▶ [Problem to work on]
Go through the data and copy every line exactly, but not the images.
** BEGIN Input data **
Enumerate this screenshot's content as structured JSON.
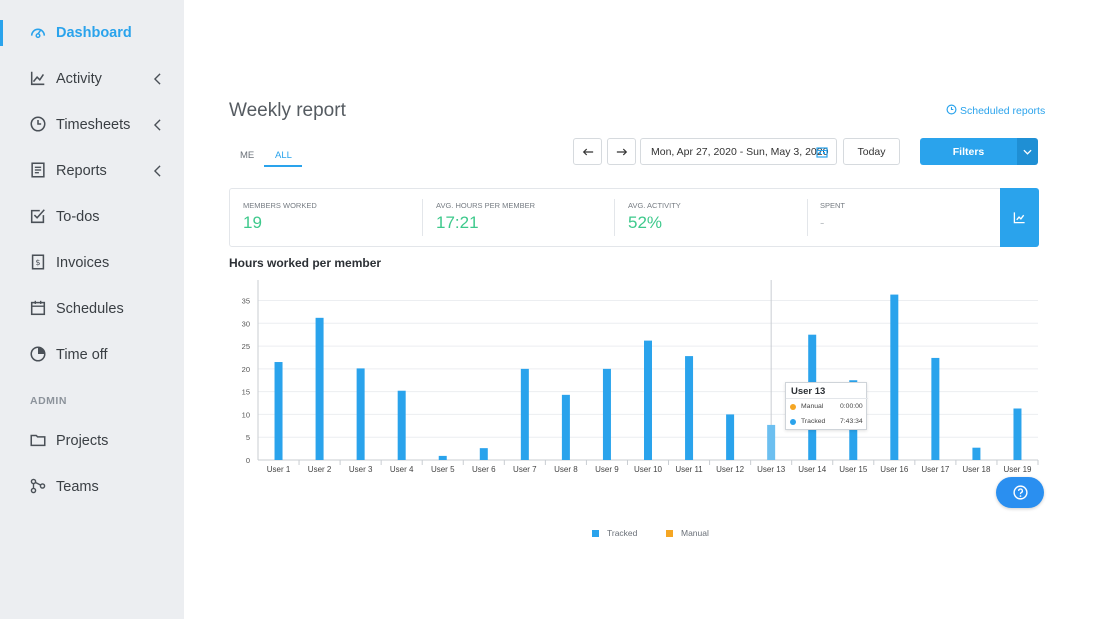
{
  "sidebar": {
    "items": [
      {
        "label": "Dashboard",
        "icon": "dashboard-icon"
      },
      {
        "label": "Activity",
        "icon": "activity-icon"
      },
      {
        "label": "Timesheets",
        "icon": "clock-icon"
      },
      {
        "label": "Reports",
        "icon": "report-icon"
      },
      {
        "label": "To-dos",
        "icon": "checkbox-icon"
      },
      {
        "label": "Invoices",
        "icon": "invoice-icon"
      },
      {
        "label": "Schedules",
        "icon": "calendar-icon"
      },
      {
        "label": "Time off",
        "icon": "pie-icon"
      }
    ],
    "admin_heading": "ADMIN",
    "admin_items": [
      {
        "label": "Projects",
        "icon": "folder-icon"
      },
      {
        "label": "Teams",
        "icon": "teams-icon"
      }
    ]
  },
  "header": {
    "title": "Weekly report",
    "scheduled_reports": "Scheduled reports"
  },
  "tabs": {
    "me": "ME",
    "all": "ALL"
  },
  "toolbar": {
    "date_range": "Mon, Apr 27, 2020 - Sun, May 3, 2020",
    "today": "Today",
    "filters": "Filters"
  },
  "stats": [
    {
      "label": "MEMBERS WORKED",
      "value": "19"
    },
    {
      "label": "AVG. HOURS PER MEMBER",
      "value": "17:21"
    },
    {
      "label": "AVG. ACTIVITY",
      "value": "52%"
    },
    {
      "label": "SPENT",
      "value": "-"
    }
  ],
  "colors": {
    "accent": "#2aa3ec",
    "tracked": "#2aa3ec",
    "manual": "#f5a623",
    "green": "#3ec98c"
  },
  "chart_data": {
    "type": "bar",
    "title": "Hours worked per member",
    "categories": [
      "User 1",
      "User 2",
      "User 3",
      "User 4",
      "User 5",
      "User 6",
      "User 7",
      "User 8",
      "User 9",
      "User 10",
      "User 11",
      "User 12",
      "User 13",
      "User 14",
      "User 15",
      "User 16",
      "User 17",
      "User 18",
      "User 19"
    ],
    "series": [
      {
        "name": "Tracked",
        "color": "#2aa3ec",
        "values": [
          21.5,
          31.2,
          20.1,
          15.2,
          0.9,
          2.6,
          20.0,
          14.3,
          20.0,
          26.2,
          22.8,
          10.0,
          7.7,
          27.5,
          17.5,
          36.3,
          22.4,
          2.7,
          11.3
        ]
      },
      {
        "name": "Manual",
        "color": "#f5a623",
        "values": [
          0,
          0,
          0,
          0,
          0,
          0,
          0,
          0,
          0,
          0,
          0,
          0,
          0,
          0,
          0,
          0,
          0,
          0,
          0
        ]
      }
    ],
    "yticks": [
      0,
      5,
      10,
      15,
      20,
      25,
      30,
      35
    ],
    "ylim": [
      0,
      39.5
    ],
    "highlight_index": 12,
    "grid": true,
    "legend": "bottom-center"
  },
  "tooltip": {
    "title": "User 13",
    "rows": [
      {
        "label": "Manual",
        "value": "0:00:00"
      },
      {
        "label": "Tracked",
        "value": "7:43:34"
      }
    ]
  }
}
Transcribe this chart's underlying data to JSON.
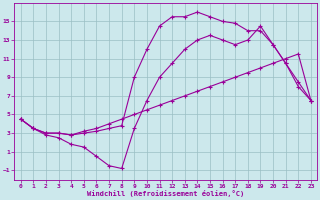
{
  "background_color": "#cce8ec",
  "grid_color": "#9bbfc4",
  "line_color": "#990099",
  "xlim": [
    -0.5,
    23.5
  ],
  "ylim": [
    -2,
    17
  ],
  "xticks": [
    0,
    1,
    2,
    3,
    4,
    5,
    6,
    7,
    8,
    9,
    10,
    11,
    12,
    13,
    14,
    15,
    16,
    17,
    18,
    19,
    20,
    21,
    22,
    23
  ],
  "yticks": [
    -1,
    1,
    3,
    5,
    7,
    9,
    11,
    13,
    15
  ],
  "xlabel": "Windchill (Refroidissement éolien,°C)",
  "line1_x": [
    0,
    1,
    2,
    3,
    4,
    5,
    6,
    7,
    8,
    9,
    10,
    11,
    12,
    13,
    14,
    15,
    16,
    17,
    18,
    19,
    20,
    21,
    22,
    23
  ],
  "line1_y": [
    4.5,
    3.5,
    3.0,
    3.0,
    2.8,
    3.2,
    3.5,
    4.0,
    4.5,
    5.0,
    5.5,
    6.0,
    6.5,
    7.0,
    7.5,
    8.0,
    8.5,
    9.0,
    9.5,
    10.0,
    10.5,
    11.0,
    11.5,
    6.5
  ],
  "line2_x": [
    0,
    1,
    2,
    3,
    4,
    5,
    6,
    7,
    8,
    9,
    10,
    11,
    12,
    13,
    14,
    15,
    16,
    17,
    18,
    19,
    20,
    21,
    22,
    23
  ],
  "line2_y": [
    4.5,
    3.5,
    3.0,
    3.0,
    2.8,
    3.0,
    3.2,
    3.5,
    3.8,
    9.0,
    12.0,
    14.5,
    15.5,
    15.5,
    16.0,
    15.5,
    15.0,
    14.8,
    14.0,
    14.0,
    12.5,
    10.5,
    8.0,
    6.5
  ],
  "line3_x": [
    0,
    1,
    2,
    3,
    4,
    5,
    6,
    7,
    8,
    9,
    10,
    11,
    12,
    13,
    14,
    15,
    16,
    17,
    18,
    19,
    20,
    21,
    22,
    23
  ],
  "line3_y": [
    4.5,
    3.5,
    2.8,
    2.5,
    1.8,
    1.5,
    0.5,
    -0.5,
    -0.8,
    3.5,
    6.5,
    9.0,
    10.5,
    12.0,
    13.0,
    13.5,
    13.0,
    12.5,
    13.0,
    14.5,
    12.5,
    10.5,
    8.5,
    6.5
  ]
}
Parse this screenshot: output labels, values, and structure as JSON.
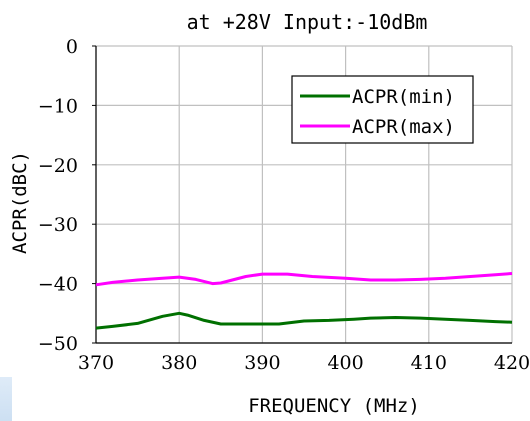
** END Input data **
▶ [Complete answer]
Enumerate this screenshot's content as structured JSON.
{
  "sidebar": {
    "items": [
      {
        "label": "Dashboard",
        "icon": "dashboard-icon"
      },
      {
        "label": "Activity",
        "icon": "activity-icon"
      },
      {
        "label": "Timesheets",
        "icon": "clock-icon"
      },
      {
        "label": "Reports",
        "icon": "report-icon"
      },
      {
        "label": "To-dos",
        "icon": "checkbox-icon"
      },
      {
        "label": "Invoices",
        "icon": "invoice-icon"
      },
      {
        "label": "Schedules",
        "icon": "calendar-icon"
      },
      {
        "label": "Time off",
        "icon": "pie-icon"
      }
    ],
    "admin_heading": "ADMIN",
    "admin_items": [
      {
        "label": "Projects",
        "icon": "folder-icon"
      },
      {
        "label": "Teams",
        "icon": "teams-icon"
      }
    ]
  },
  "header": {
    "title": "Weekly report",
    "scheduled_reports": "Scheduled reports"
  },
  "tabs": {
    "me": "ME",
    "all": "ALL"
  },
  "toolbar": {
    "date_range": "Mon, Apr 27, 2020 - Sun, May 3, 2020",
    "today": "Today",
    "filters": "Filters"
  },
  "stats": [
    {
      "label": "MEMBERS WORKED",
      "value": "19"
    },
    {
      "label": "AVG. HOURS PER MEMBER",
      "value": "17:21"
    },
    {
      "label": "AVG. ACTIVITY",
      "value": "52%"
    },
    {
      "label": "SPENT",
      "value": "-"
    }
  ],
  "colors": {
    "accent": "#2aa3ec",
    "tracked": "#2aa3ec",
    "manual": "#f5a623",
    "green": "#3ec98c"
  },
  "chart_data": {
    "type": "bar",
    "title": "Hours worked per member",
    "categories": [
      "User 1",
      "User 2",
      "User 3",
      "User 4",
      "User 5",
      "User 6",
      "User 7",
      "User 8",
      "User 9",
      "User 10",
      "User 11",
      "User 12",
      "User 13",
      "User 14",
      "User 15",
      "User 16",
      "User 17",
      "User 18",
      "User 19"
    ],
    "series": [
      {
        "name": "Tracked",
        "color": "#2aa3ec",
        "values": [
          21.5,
          31.2,
          20.1,
          15.2,
          0.9,
          2.6,
          20.0,
          14.3,
          20.0,
          26.2,
          22.8,
          10.0,
          7.7,
          27.5,
          17.5,
          36.3,
          22.4,
          2.7,
          11.3
        ]
      },
      {
        "name": "Manual",
        "color": "#f5a623",
        "values": [
          0,
          0,
          0,
          0,
          0,
          0,
          0,
          0,
          0,
          0,
          0,
          0,
          0,
          0,
          0,
          0,
          0,
          0,
          0
        ]
      }
    ],
    "yticks": [
      0,
      5,
      10,
      15,
      20,
      25,
      30,
      35
    ],
    "ylim": [
      0,
      39.5
    ],
    "highlight_index": 12,
    "grid": true,
    "legend": "bottom-center"
  },
  "tooltip": {
    "title": "User 13",
    "rows": [
      {
        "label": "Manual",
        "value": "0:00:00"
      },
      {
        "label": "Tracked",
        "value": "7:43:34"
      }
    ]
  }
}
Transcribe this chart's underlying data to JSON.
{
  "background_color": "#cce8ec",
  "grid_color": "#9bbfc4",
  "line_color": "#990099",
  "xlim": [
    -0.5,
    23.5
  ],
  "ylim": [
    -2,
    17
  ],
  "xticks": [
    0,
    1,
    2,
    3,
    4,
    5,
    6,
    7,
    8,
    9,
    10,
    11,
    12,
    13,
    14,
    15,
    16,
    17,
    18,
    19,
    20,
    21,
    22,
    23
  ],
  "yticks": [
    -1,
    1,
    3,
    5,
    7,
    9,
    11,
    13,
    15
  ],
  "xlabel": "Windchill (Refroidissement éolien,°C)",
  "line1_x": [
    0,
    1,
    2,
    3,
    4,
    5,
    6,
    7,
    8,
    9,
    10,
    11,
    12,
    13,
    14,
    15,
    16,
    17,
    18,
    19,
    20,
    21,
    22,
    23
  ],
  "line1_y": [
    4.5,
    3.5,
    3.0,
    3.0,
    2.8,
    3.2,
    3.5,
    4.0,
    4.5,
    5.0,
    5.5,
    6.0,
    6.5,
    7.0,
    7.5,
    8.0,
    8.5,
    9.0,
    9.5,
    10.0,
    10.5,
    11.0,
    11.5,
    6.5
  ],
  "line2_x": [
    0,
    1,
    2,
    3,
    4,
    5,
    6,
    7,
    8,
    9,
    10,
    11,
    12,
    13,
    14,
    15,
    16,
    17,
    18,
    19,
    20,
    21,
    22,
    23
  ],
  "line2_y": [
    4.5,
    3.5,
    3.0,
    3.0,
    2.8,
    3.0,
    3.2,
    3.5,
    3.8,
    9.0,
    12.0,
    14.5,
    15.5,
    15.5,
    16.0,
    15.5,
    15.0,
    14.8,
    14.0,
    14.0,
    12.5,
    10.5,
    8.0,
    6.5
  ],
  "line3_x": [
    0,
    1,
    2,
    3,
    4,
    5,
    6,
    7,
    8,
    9,
    10,
    11,
    12,
    13,
    14,
    15,
    16,
    17,
    18,
    19,
    20,
    21,
    22,
    23
  ],
  "line3_y": [
    4.5,
    3.5,
    2.8,
    2.5,
    1.8,
    1.5,
    0.5,
    -0.5,
    -0.8,
    3.5,
    6.5,
    9.0,
    10.5,
    12.0,
    13.0,
    13.5,
    13.0,
    12.5,
    13.0,
    14.5,
    12.5,
    10.5,
    8.5,
    6.5
  ]
}
Parse this screenshot: output labels, values, and structure as JSON.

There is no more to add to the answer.